What follows is a listing to be transcribed exactly.

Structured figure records
◇ ◇ ◇ ◇ ◇ ◇ ◇
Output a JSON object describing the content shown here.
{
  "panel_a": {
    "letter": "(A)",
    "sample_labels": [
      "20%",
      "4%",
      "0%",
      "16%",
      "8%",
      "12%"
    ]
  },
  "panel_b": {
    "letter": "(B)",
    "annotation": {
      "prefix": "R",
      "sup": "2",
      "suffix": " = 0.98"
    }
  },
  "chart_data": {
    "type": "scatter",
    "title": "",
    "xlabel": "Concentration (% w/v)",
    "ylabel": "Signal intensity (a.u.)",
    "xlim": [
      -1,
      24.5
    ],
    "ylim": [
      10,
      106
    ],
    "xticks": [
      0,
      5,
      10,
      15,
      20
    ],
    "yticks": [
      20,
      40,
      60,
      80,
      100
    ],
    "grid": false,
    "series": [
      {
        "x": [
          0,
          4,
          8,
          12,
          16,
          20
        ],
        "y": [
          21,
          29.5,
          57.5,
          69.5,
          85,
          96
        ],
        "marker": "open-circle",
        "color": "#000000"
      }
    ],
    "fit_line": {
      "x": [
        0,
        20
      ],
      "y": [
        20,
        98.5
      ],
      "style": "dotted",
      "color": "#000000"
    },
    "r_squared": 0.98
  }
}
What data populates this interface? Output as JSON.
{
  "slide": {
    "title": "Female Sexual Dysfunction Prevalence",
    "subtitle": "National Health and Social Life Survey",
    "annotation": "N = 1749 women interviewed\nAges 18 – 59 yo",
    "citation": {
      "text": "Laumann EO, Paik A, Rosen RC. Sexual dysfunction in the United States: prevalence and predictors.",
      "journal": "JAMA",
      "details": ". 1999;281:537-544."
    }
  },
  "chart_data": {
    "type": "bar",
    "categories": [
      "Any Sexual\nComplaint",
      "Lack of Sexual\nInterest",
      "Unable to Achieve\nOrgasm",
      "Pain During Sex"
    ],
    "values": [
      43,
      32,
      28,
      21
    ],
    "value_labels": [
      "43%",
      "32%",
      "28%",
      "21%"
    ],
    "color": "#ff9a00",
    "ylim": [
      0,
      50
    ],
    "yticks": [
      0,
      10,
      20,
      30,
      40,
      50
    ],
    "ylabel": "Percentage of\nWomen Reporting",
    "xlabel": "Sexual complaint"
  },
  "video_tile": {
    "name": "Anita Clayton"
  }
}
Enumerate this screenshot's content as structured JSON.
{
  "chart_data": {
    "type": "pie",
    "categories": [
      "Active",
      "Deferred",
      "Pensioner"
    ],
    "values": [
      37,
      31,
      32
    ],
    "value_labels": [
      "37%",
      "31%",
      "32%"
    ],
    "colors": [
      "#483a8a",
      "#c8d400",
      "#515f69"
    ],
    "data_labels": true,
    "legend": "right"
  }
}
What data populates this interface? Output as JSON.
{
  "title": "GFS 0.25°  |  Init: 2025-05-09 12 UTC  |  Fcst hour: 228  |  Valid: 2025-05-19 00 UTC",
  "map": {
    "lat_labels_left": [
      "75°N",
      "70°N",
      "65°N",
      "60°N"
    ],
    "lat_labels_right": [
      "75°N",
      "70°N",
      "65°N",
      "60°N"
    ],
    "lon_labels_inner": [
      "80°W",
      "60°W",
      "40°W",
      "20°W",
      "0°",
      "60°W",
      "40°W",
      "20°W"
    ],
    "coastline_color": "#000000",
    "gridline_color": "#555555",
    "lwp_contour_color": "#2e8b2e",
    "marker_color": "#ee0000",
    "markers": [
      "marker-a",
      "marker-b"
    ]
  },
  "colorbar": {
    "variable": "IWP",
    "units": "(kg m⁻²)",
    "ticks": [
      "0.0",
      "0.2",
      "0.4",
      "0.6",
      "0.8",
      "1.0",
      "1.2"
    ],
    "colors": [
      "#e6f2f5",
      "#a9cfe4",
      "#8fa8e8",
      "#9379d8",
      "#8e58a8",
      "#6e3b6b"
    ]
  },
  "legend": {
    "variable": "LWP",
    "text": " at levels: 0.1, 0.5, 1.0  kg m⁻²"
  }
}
◇ ◇ ◇ ◇ ◇ ◇ ◇
## REPLY
Output a JSON object describing the content shown here.
{
  "panel_a": {
    "letter": "(A)",
    "sample_labels": [
      "20%",
      "4%",
      "0%",
      "16%",
      "8%",
      "12%"
    ]
  },
  "panel_b": {
    "letter": "(B)",
    "annotation": {
      "prefix": "R",
      "sup": "2",
      "suffix": " = 0.98"
    }
  },
  "chart_data": {
    "type": "scatter",
    "title": "",
    "xlabel": "Concentration (% w/v)",
    "ylabel": "Signal intensity (a.u.)",
    "xlim": [
      -1,
      24.5
    ],
    "ylim": [
      10,
      106
    ],
    "xticks": [
      0,
      5,
      10,
      15,
      20
    ],
    "yticks": [
      20,
      40,
      60,
      80,
      100
    ],
    "grid": false,
    "series": [
      {
        "x": [
          0,
          4,
          8,
          12,
          16,
          20
        ],
        "y": [
          21,
          29.5,
          57.5,
          69.5,
          85,
          96
        ],
        "marker": "open-circle",
        "color": "#000000"
      }
    ],
    "fit_line": {
      "x": [
        0,
        20
      ],
      "y": [
        20,
        98.5
      ],
      "style": "dotted",
      "color": "#000000"
    },
    "r_squared": 0.98
  }
}
What data populates this interface? Output as JSON.
{
  "slide": {
    "title": "Female Sexual Dysfunction Prevalence",
    "subtitle": "National Health and Social Life Survey",
    "annotation": "N = 1749 women interviewed\nAges 18 – 59 yo",
    "citation": {
      "text": "Laumann EO, Paik A, Rosen RC. Sexual dysfunction in the United States: prevalence and predictors.",
      "journal": "JAMA",
      "details": ". 1999;281:537-544."
    }
  },
  "chart_data": {
    "type": "bar",
    "categories": [
      "Any Sexual\nComplaint",
      "Lack of Sexual\nInterest",
      "Unable to Achieve\nOrgasm",
      "Pain During Sex"
    ],
    "values": [
      43,
      32,
      28,
      21
    ],
    "value_labels": [
      "43%",
      "32%",
      "28%",
      "21%"
    ],
    "color": "#ff9a00",
    "ylim": [
      0,
      50
    ],
    "yticks": [
      0,
      10,
      20,
      30,
      40,
      50
    ],
    "ylabel": "Percentage of\nWomen Reporting",
    "xlabel": "Sexual complaint"
  },
  "video_tile": {
    "name": "Anita Clayton"
  }
}
Enumerate this screenshot's content as structured JSON.
{
  "chart_data": {
    "type": "pie",
    "categories": [
      "Active",
      "Deferred",
      "Pensioner"
    ],
    "values": [
      37,
      31,
      32
    ],
    "value_labels": [
      "37%",
      "31%",
      "32%"
    ],
    "colors": [
      "#483a8a",
      "#c8d400",
      "#515f69"
    ],
    "data_labels": true,
    "legend": "right"
  }
}
What data populates this interface? Output as JSON.
{
  "title": "GFS 0.25°  |  Init: 2025-05-09 12 UTC  |  Fcst hour: 228  |  Valid: 2025-05-19 00 UTC",
  "map": {
    "lat_labels_left": [
      "75°N",
      "70°N",
      "65°N",
      "60°N"
    ],
    "lat_labels_right": [
      "75°N",
      "70°N",
      "65°N",
      "60°N"
    ],
    "lon_labels_inner": [
      "80°W",
      "60°W",
      "40°W",
      "20°W",
      "0°",
      "60°W",
      "40°W",
      "20°W"
    ],
    "coastline_color": "#000000",
    "gridline_color": "#555555",
    "lwp_contour_color": "#2e8b2e",
    "marker_color": "#ee0000",
    "markers": [
      "marker-a",
      "marker-b"
    ]
  },
  "colorbar": {
    "variable": "IWP",
    "units": "(kg m⁻²)",
    "ticks": [
      "0.0",
      "0.2",
      "0.4",
      "0.6",
      "0.8",
      "1.0",
      "1.2"
    ],
    "colors": [
      "#e6f2f5",
      "#a9cfe4",
      "#8fa8e8",
      "#9379d8",
      "#8e58a8",
      "#6e3b6b"
    ]
  },
  "legend": {
    "variable": "LWP",
    "text": " at levels: 0.1, 0.5, 1.0  kg m⁻²"
  }
}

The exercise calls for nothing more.